* _Job_:
Find and copy each line of the records where the string "紧邻闲置建设用地" shows up.

***** Exercise material *****

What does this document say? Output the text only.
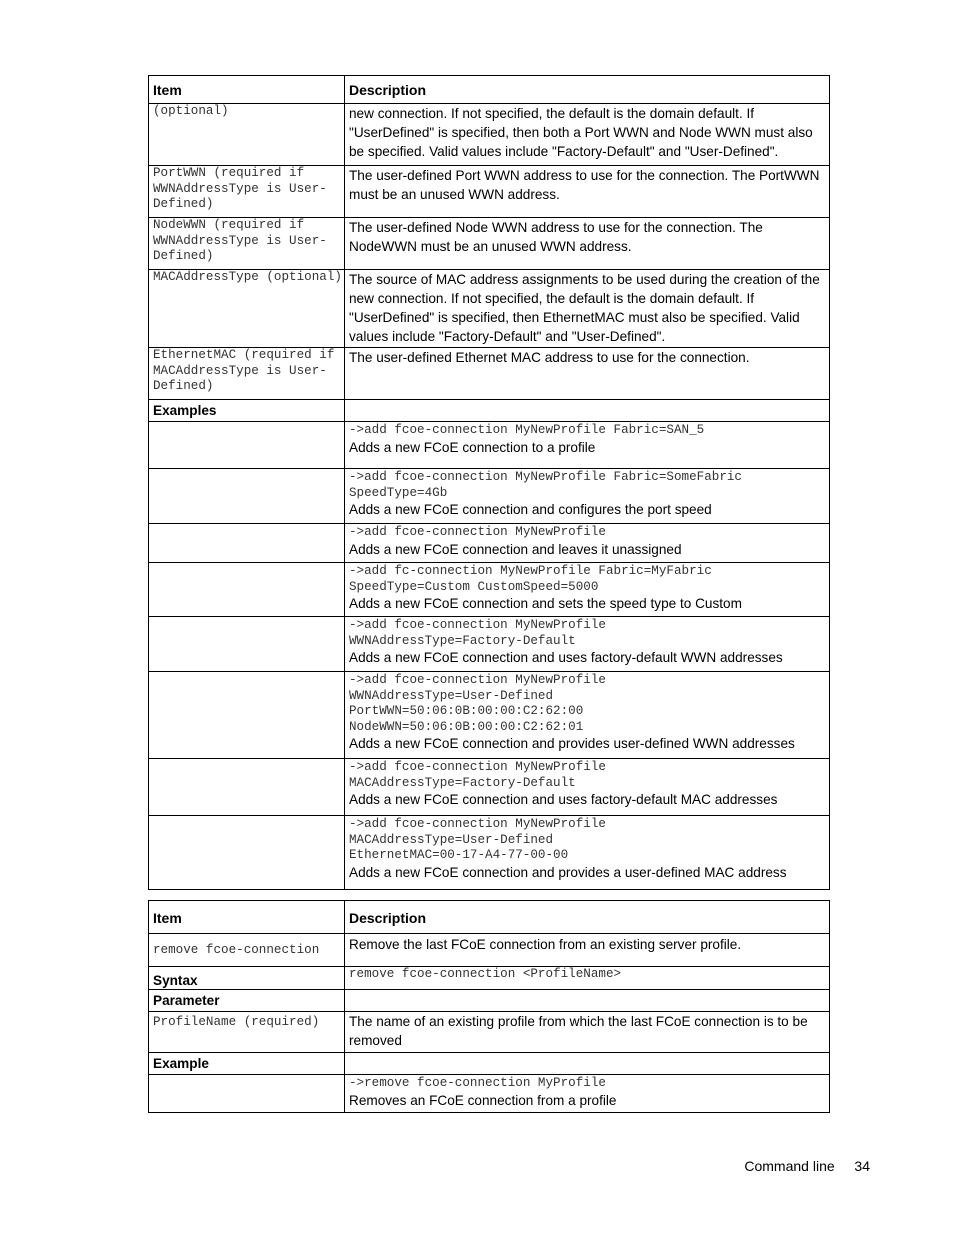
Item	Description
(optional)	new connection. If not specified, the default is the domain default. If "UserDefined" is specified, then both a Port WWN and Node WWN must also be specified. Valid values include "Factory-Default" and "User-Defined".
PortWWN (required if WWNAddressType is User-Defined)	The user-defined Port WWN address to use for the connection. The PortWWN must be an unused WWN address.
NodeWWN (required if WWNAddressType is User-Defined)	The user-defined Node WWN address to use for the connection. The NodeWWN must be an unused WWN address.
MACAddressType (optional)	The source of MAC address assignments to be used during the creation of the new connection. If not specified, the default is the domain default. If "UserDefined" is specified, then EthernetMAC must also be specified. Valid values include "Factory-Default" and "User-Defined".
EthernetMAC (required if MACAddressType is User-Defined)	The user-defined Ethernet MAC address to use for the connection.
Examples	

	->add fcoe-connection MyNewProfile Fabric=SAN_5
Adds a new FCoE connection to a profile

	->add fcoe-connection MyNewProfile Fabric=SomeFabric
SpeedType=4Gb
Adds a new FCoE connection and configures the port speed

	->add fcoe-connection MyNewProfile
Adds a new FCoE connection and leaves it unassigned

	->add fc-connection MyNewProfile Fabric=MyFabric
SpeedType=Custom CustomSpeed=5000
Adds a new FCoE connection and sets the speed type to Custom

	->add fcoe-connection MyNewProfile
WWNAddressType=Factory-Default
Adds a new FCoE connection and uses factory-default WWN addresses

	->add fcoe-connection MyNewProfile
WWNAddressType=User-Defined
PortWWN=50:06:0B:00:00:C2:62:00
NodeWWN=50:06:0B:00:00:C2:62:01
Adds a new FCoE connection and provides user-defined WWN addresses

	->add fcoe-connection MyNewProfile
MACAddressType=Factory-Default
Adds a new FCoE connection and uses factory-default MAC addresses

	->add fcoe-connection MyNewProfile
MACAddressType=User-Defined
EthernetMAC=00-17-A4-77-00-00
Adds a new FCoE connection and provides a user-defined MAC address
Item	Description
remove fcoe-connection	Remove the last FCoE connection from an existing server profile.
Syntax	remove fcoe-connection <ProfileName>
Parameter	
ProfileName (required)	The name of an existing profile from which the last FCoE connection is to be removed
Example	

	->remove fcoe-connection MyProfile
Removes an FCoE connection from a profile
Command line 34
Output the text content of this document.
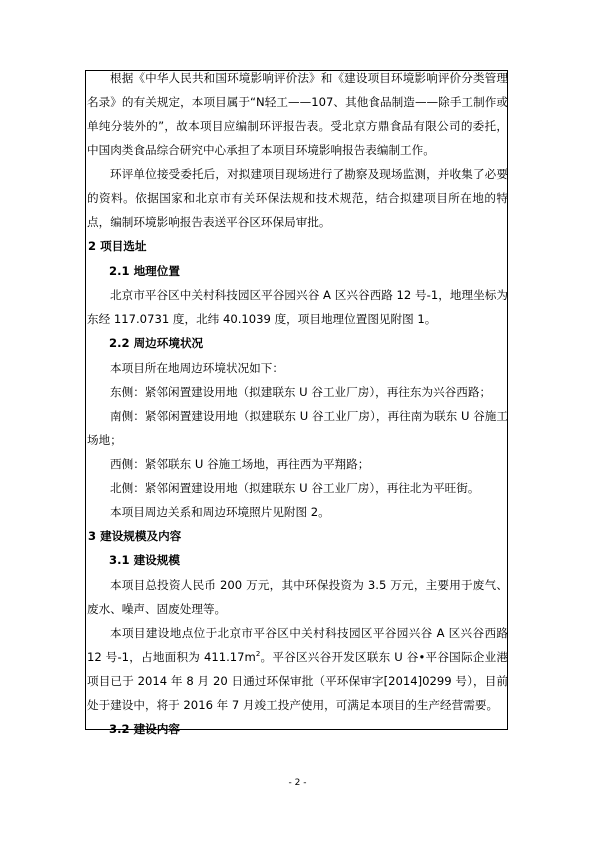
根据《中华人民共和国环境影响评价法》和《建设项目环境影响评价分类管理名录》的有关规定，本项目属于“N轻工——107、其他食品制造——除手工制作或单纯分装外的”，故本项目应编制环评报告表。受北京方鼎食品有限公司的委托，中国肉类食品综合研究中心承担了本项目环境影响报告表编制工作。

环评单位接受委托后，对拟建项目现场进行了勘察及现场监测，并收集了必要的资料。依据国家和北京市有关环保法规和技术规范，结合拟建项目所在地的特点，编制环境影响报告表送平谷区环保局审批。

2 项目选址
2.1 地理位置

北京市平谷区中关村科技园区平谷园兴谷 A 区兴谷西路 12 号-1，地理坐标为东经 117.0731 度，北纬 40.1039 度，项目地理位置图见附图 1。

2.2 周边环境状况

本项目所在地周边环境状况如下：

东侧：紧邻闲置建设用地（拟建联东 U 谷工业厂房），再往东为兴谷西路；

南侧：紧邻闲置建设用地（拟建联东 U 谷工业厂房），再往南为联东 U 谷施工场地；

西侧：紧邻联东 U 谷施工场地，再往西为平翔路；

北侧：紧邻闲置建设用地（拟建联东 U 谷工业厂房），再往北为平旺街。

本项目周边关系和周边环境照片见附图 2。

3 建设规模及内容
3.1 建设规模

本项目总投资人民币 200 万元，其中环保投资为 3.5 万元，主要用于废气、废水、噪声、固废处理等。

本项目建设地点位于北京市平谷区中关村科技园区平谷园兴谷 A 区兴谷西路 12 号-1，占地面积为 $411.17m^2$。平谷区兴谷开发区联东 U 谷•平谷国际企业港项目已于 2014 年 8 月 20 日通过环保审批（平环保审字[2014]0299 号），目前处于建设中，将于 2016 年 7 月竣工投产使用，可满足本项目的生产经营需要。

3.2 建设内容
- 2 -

*****
***** Exercise material *****

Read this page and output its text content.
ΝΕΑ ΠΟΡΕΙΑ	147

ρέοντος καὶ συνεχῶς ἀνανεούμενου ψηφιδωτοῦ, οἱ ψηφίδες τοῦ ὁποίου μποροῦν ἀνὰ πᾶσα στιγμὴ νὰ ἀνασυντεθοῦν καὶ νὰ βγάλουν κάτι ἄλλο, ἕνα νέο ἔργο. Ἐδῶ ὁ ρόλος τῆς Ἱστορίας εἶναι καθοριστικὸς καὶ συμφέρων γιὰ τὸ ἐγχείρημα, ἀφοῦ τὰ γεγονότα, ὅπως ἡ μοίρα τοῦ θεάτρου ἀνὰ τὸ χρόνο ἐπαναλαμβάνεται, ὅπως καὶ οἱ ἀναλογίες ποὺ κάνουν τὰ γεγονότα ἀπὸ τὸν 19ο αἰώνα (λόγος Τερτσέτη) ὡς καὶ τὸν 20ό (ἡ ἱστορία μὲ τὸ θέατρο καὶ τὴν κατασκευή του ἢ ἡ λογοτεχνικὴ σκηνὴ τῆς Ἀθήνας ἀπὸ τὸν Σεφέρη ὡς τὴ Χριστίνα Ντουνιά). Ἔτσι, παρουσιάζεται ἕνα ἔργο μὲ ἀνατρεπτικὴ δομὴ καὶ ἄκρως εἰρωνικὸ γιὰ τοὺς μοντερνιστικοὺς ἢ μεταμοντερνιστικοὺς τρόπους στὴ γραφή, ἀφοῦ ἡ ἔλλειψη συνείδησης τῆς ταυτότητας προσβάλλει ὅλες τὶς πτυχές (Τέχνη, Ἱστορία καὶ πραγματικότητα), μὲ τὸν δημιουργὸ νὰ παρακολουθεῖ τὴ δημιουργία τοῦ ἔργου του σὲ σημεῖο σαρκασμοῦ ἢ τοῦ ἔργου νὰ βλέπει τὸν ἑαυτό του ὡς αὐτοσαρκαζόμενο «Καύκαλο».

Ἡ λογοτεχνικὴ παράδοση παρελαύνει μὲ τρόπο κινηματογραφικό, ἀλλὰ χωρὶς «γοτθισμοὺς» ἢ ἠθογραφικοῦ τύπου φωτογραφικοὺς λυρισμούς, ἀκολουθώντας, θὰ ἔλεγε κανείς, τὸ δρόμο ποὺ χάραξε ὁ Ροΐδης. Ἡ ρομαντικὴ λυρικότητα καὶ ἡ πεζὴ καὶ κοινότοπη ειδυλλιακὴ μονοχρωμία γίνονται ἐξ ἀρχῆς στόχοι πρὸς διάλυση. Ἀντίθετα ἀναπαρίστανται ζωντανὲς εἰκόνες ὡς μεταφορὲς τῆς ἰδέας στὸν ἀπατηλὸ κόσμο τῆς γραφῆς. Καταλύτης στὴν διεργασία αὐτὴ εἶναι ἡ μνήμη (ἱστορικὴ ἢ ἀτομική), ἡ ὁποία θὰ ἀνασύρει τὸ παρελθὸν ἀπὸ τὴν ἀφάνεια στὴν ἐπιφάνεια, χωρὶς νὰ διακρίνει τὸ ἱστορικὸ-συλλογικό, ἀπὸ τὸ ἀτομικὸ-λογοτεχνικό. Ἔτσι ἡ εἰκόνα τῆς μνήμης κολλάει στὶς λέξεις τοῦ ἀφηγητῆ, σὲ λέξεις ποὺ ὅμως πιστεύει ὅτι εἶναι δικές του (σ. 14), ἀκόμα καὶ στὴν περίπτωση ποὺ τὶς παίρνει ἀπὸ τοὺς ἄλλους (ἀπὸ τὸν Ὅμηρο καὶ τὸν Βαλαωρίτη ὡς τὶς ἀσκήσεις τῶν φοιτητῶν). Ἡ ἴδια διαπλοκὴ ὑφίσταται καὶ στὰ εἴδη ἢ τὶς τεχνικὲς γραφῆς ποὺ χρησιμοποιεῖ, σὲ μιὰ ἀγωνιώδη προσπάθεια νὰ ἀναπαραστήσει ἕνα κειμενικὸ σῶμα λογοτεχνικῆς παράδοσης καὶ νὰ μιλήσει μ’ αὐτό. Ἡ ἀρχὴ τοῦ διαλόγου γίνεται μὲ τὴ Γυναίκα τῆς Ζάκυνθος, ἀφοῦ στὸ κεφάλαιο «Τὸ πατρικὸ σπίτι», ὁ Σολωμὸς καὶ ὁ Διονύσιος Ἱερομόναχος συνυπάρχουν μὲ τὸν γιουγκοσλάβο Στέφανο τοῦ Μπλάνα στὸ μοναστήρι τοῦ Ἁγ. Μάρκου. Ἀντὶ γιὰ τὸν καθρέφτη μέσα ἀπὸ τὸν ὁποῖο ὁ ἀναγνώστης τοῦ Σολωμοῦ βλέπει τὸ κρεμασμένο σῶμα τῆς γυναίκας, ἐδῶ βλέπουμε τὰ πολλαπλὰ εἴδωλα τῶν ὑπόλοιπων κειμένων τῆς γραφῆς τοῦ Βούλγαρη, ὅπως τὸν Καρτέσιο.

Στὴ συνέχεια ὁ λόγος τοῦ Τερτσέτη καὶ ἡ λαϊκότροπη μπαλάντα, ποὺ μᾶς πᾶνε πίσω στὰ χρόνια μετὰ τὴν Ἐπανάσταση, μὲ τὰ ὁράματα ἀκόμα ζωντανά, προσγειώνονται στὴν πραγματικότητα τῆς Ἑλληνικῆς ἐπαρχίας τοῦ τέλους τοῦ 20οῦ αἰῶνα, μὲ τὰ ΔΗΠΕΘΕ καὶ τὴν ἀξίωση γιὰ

*****
***** Exercise material *****

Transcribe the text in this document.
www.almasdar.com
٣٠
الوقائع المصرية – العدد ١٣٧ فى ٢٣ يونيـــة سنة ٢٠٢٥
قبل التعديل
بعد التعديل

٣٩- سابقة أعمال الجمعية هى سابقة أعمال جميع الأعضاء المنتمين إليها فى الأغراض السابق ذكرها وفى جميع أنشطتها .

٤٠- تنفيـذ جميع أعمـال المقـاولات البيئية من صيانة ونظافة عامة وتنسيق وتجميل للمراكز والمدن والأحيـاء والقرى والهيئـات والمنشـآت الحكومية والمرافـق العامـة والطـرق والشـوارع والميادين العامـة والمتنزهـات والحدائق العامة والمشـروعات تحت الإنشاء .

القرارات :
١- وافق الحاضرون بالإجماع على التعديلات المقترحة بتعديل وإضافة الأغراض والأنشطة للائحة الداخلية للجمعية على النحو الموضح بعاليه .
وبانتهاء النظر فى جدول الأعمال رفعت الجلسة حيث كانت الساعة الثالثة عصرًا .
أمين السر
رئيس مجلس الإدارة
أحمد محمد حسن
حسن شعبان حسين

*****

* _Complete answer_:
东侧：紧邻闲置建设用地（拟建联东 U 谷工业厂房），再往东为兴谷西路；
南侧：紧邻闲置建设用地（拟建联东 U 谷工业厂房），再往南为联东 U 谷施工场地；
北侧：紧邻闲置建设用地（拟建联东 U 谷工业厂房），再往北为平旺街。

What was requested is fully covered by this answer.